### Data to use
━━━
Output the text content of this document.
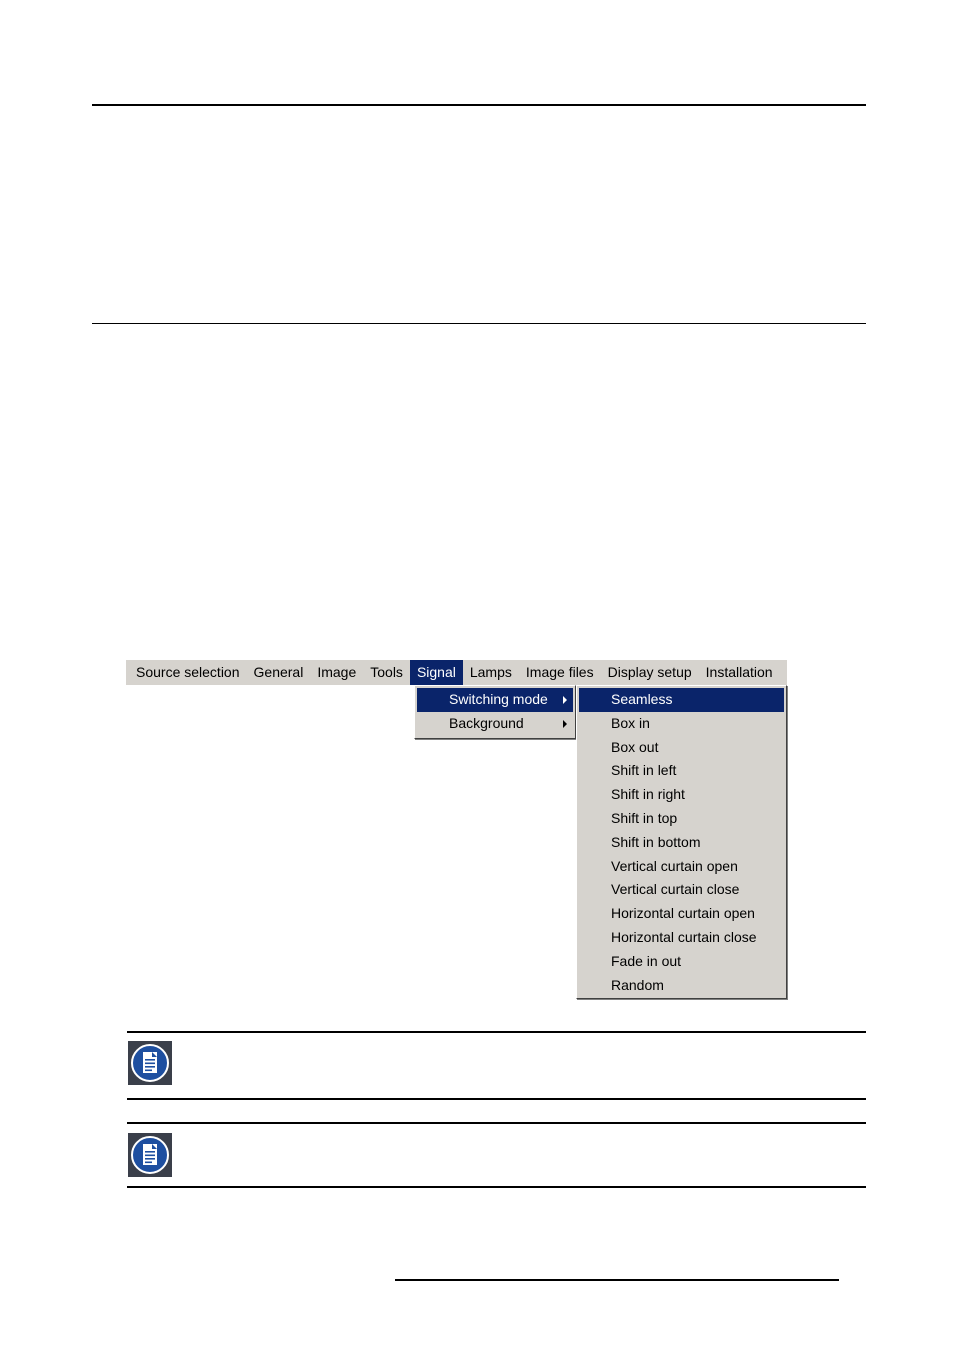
Source selection	General	Image	Tools	Signal	Lamps	Image files	Display setup	Installation
Switching mode
Background
Seamless
Box in
Box out
Shift in left
Shift in right
Shift in top
Shift in bottom
Vertical curtain open
Vertical curtain close
Horizontal curtain open
Horizontal curtain close
Fade in out
Random
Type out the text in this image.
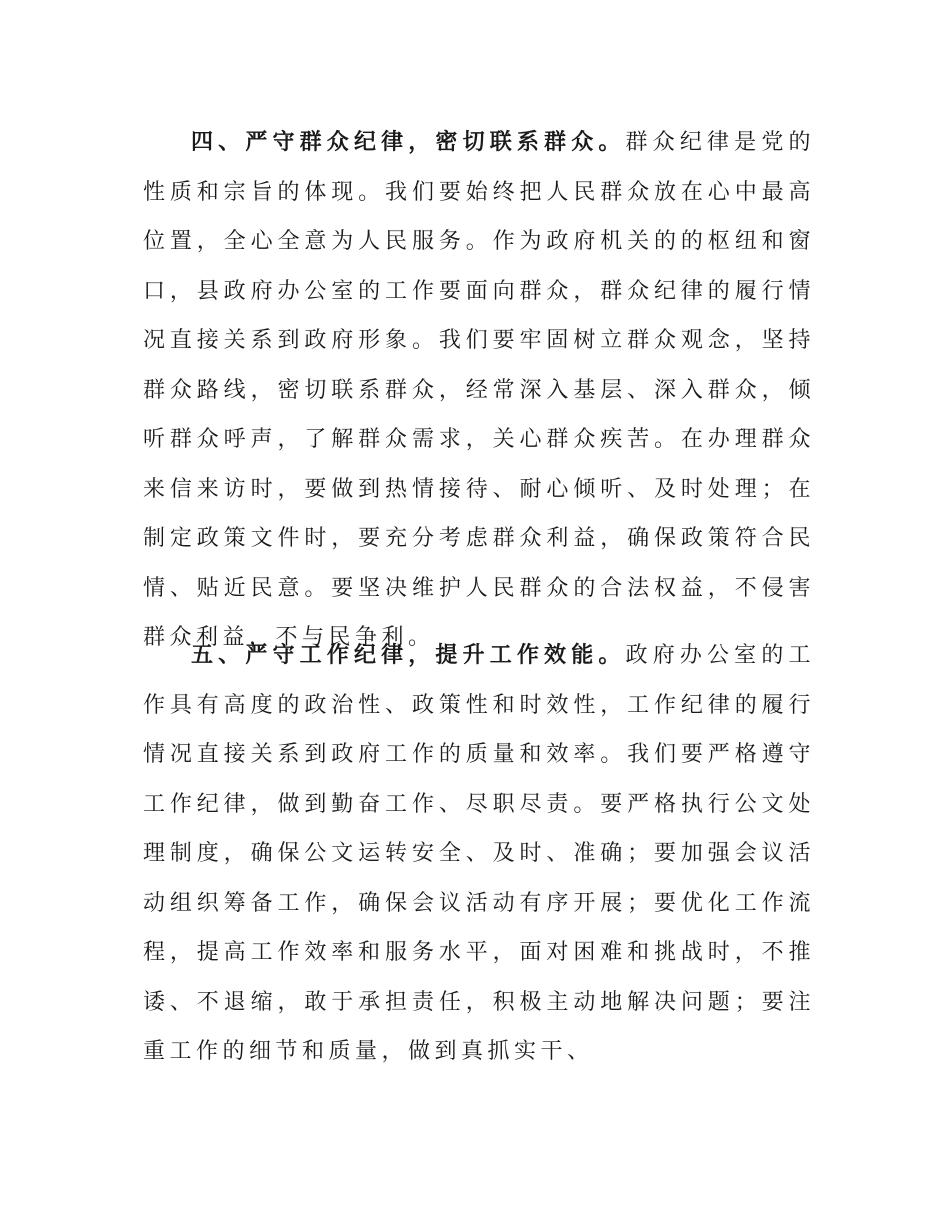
四、严守群众纪律，密切联系群众。群众纪律是党的性质和宗旨的体现。我们要始终把人民群众放在心中最高位置，全心全意为人民服务。作为政府机关的的枢纽和窗口，县政府办公室的工作要面向群众，群众纪律的履行情况直接关系到政府形象。我们要牢固树立群众观念，坚持群众路线，密切联系群众，经常深入基层、深入群众，倾听群众呼声，了解群众需求，关心群众疾苦。在办理群众来信来访时，要做到热情接待、耐心倾听、及时处理；在制定政策文件时，要充分考虑群众利益，确保政策符合民情、贴近民意。要坚决维护人民群众的合法权益，不侵害群众利益，不与民争利。

五、严守工作纪律，提升工作效能。政府办公室的工作具有高度的政治性、政策性和时效性，工作纪律的履行情况直接关系到政府工作的质量和效率。我们要严格遵守工作纪律，做到勤奋工作、尽职尽责。要严格执行公文处理制度，确保公文运转安全、及时、准确；要加强会议活动组织筹备工作，确保会议活动有序开展；要优化工作流程，提高工作效率和服务水平，面对困难和挑战时，不推诿、不退缩，敢于承担责任，积极主动地解决问题；要注重工作的细节和质量，做到真抓实干、
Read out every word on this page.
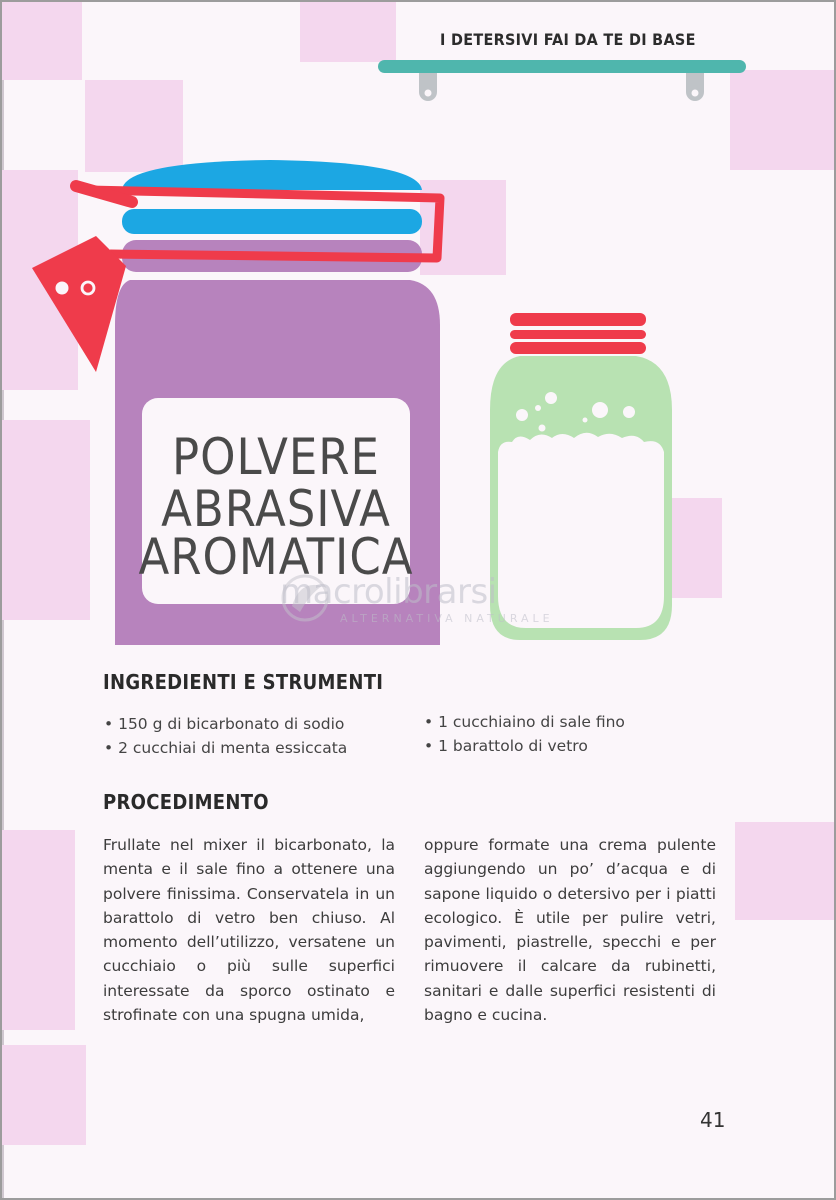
I DETERSIVI FAI DA TE DI BASE
POLVERE
ABRASIVA
AROMATICA
macrolibrarsi
ALTERNATIVA NATURALE
INGREDIENTI E STRUMENTI
• 150 g di bicarbonato di sodio
• 2 cucchiai di menta essiccata
• 1 cucchiaino di sale fino
• 1 barattolo di vetro
PROCEDIMENTO

Frullate nel mixer il bicarbonato, la menta e il sale fino a ottenere una polvere finissima. Conservatela in un barattolo di vetro ben chiuso. Al momento dell’utilizzo, versatene un cucchiaio o più sulle superfici interessate da sporco ostinato e strofinate con una spugna umida,

oppure formate una crema pulente aggiungendo un po’ d’acqua e di sapone liquido o detersivo per i piatti ecologico. È utile per pulire vetri, pavimenti, piastrelle, specchi e per rimuovere il calcare da rubinetti, sanitari e dalle superfici resistenti di bagno e cucina.

41
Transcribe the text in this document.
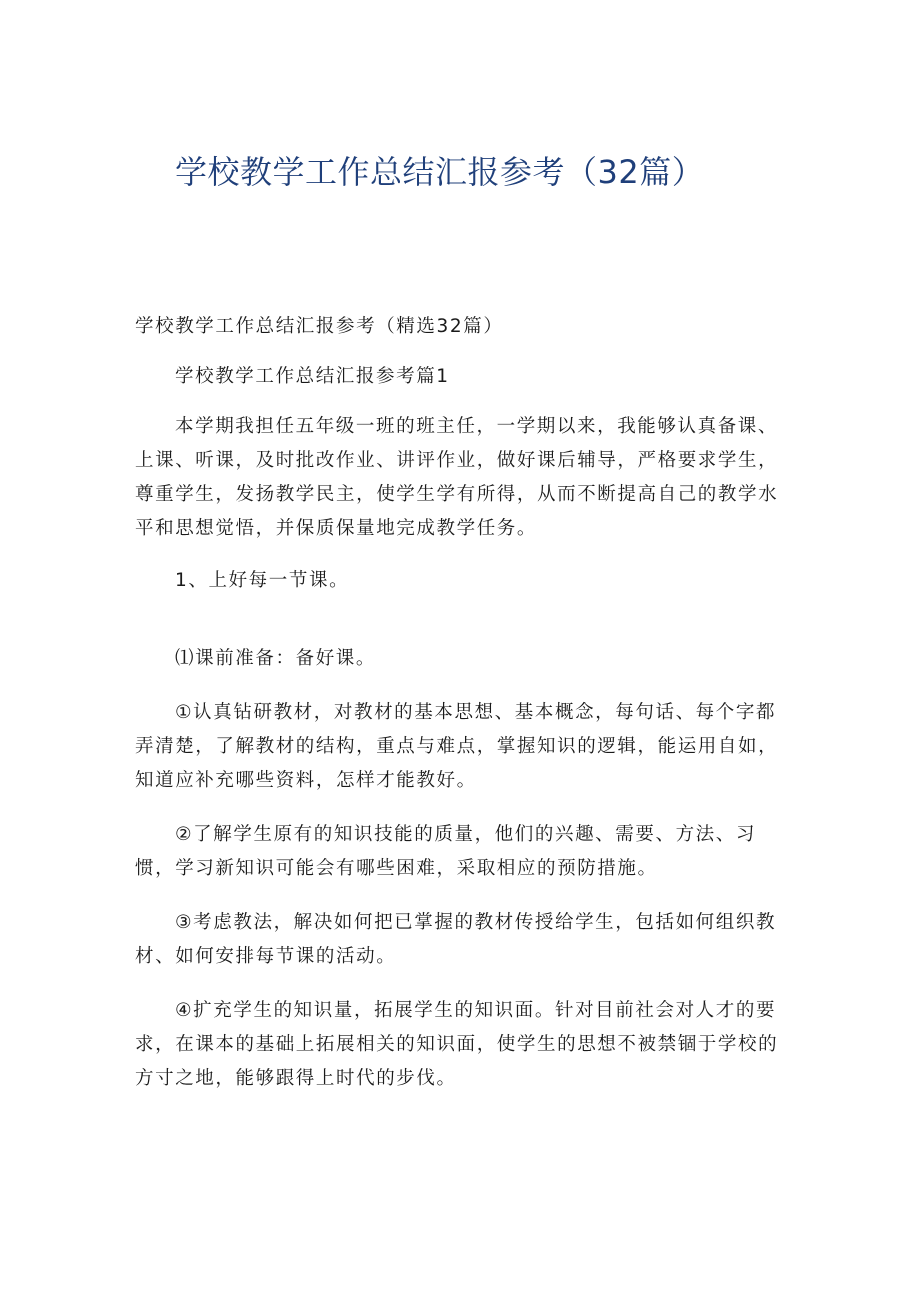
学校教学工作总结汇报参考（32篇）

学校教学工作总结汇报参考（精选32篇）

学校教学工作总结汇报参考篇1

本学期我担任五年级一班的班主任，一学期以来，我能够认真备课、上课、听课，及时批改作业、讲评作业，做好课后辅导，严格要求学生，尊重学生，发扬教学民主，使学生学有所得，从而不断提高自己的教学水平和思想觉悟，并保质保量地完成教学任务。

1、上好每一节课。

⑴课前准备：备好课。

①认真钻研教材，对教材的基本思想、基本概念，每句话、每个字都弄清楚，了解教材的结构，重点与难点，掌握知识的逻辑，能运用自如，知道应补充哪些资料，怎样才能教好。

②了解学生原有的知识技能的质量，他们的兴趣、需要、方法、习惯，学习新知识可能会有哪些困难，采取相应的预防措施。

③考虑教法，解决如何把已掌握的教材传授给学生，包括如何组织教材、如何安排每节课的活动。

④扩充学生的知识量，拓展学生的知识面。针对目前社会对人才的要求，在课本的基础上拓展相关的知识面，使学生的思想不被禁锢于学校的方寸之地，能够跟得上时代的步伐。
━━━
### Your goal
Give the number of lines in the records above that contain the word "Shift". Reply with that number alone.

### Finished task
4